▶ [Instructions for the task] For each statement below, say yes or no as to whether it agrees with the excerpt on the Tenth Schedule, and quote the words of the excerpt that decide it. 1. TRS was a registered political party on the date the respondents were elected as members of the Mandal Parishad. 2. The Tenth Schedule lays down a general ethical code of electoral morality for every election in the country. 3. The definition of "political party" under para 2 (4) of the Order is identical with the definition given under the R.P. Act, 1951.

▶ [Extract]
A combined reading of Rule 4 of the Conduct of the Election Rules and the Election Symbols (Reservation) and Allotment Order, 1968 leads to the inevitable conclusion that Form 2-B is required to be signed in the case of a candidate set up by a recognized political party by one of the persons mentioned in para 3 (c) of the Election Symbols (Reservation and Allotment) Order, 1968.

39. The expression ''political party'' occurring in para 3 is a defined expression under para 2 (4) of the Order and the same is identical with the definition of the same expression given under the R.P. Act, 1951. The language of Part III of Form 2-A can lead to a conclusion that a candidate can be set up at an election governed by the R.P. Act, 1951 not only by a recognized political party, but also by a registered unrecognized political party. We do not propose to examine the legality of the Form 2-A Part III recognizing the setting up of a candidate by a Registered-Unrecognised party except stating that it is doubtful whether the form would be a valid form, in the absence of any provision in the R.P. Act, 1951 recognising a candidate being set up at an election by a registered-unrecognized political party. Therefore, when the provisions of para 2 (1) of the Tenth Schedule of the Constitution declare that a member of the House shall be disqualified for being a member of such a House in either of the contingencies prescribed under para 2 (1)(a), the reference is definitely to a member who is set up by a recognized political party at the election to the House and at best to an elected member set up at an election by a registered-unrecognized political party.

40. To place any other construction on the clause "a member of a House belonging to any political party" occurring in para 2 of the Tenth Schedule of the Constitution would lead to interminable disputes on facts such as those facts as can never be ascertained with reference to any public record. Such a situation, in our view, would be subversive of an orderly and meaningful functioning of the "House" referred to in the Tenth Schedule.

41. In the present case, as already seen, TRS was admittedly not even a registered political party by the date of the election of the respondents as members of the Mandal Praja Parishad, Shameerpet. Even assuming the provisions of the Tenth Schedule apply to the members of the Mandal Parishad, the respondents in our view cannot be treated as members set up by a political party (TRS) at the election for the Mandal Parishad membership. At the cost of repetition, we must state that TRS admittedly was not even registered political party on the date of the election of the respondents as members of Mandal Parishad, Therefore, the respondents, cannot incur any disqualification on either of the grounds mentioned in Para 2 (1) of the Tenth Schedule.

42. The Tenth Schedule of the Constitution only deals with disqualifications for the continued membership of one of the Houses referred to therein on grounds specified therein. It does not lay down any general standard or ethical code of electoral morality for every election in this country or the members of every elected body other than those to whom Tenth Schedule applies.

▶ [Dataset extract]

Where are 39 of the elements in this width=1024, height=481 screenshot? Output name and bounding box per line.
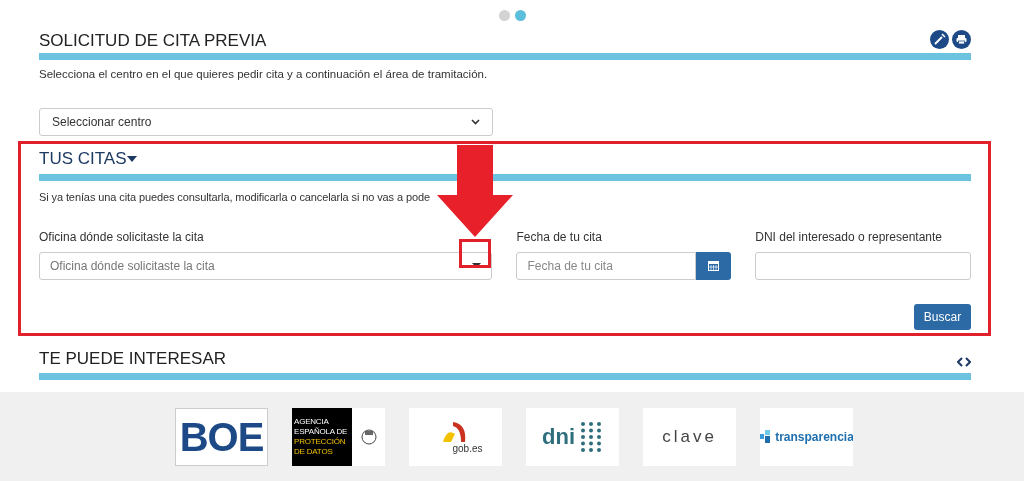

▶ [Solution for this exercise]
1. No: "TRS was admittedly not even a registered political party by the date of the election of the respondents as members of the Mandal Praja Parishad, Shameerpet."
2. No: "It does not lay down any general standard or ethical code of electoral morality for every election in this country"
3. Yes: "the same is identical with the definition of the same expression given under the R.P. Act, 1951"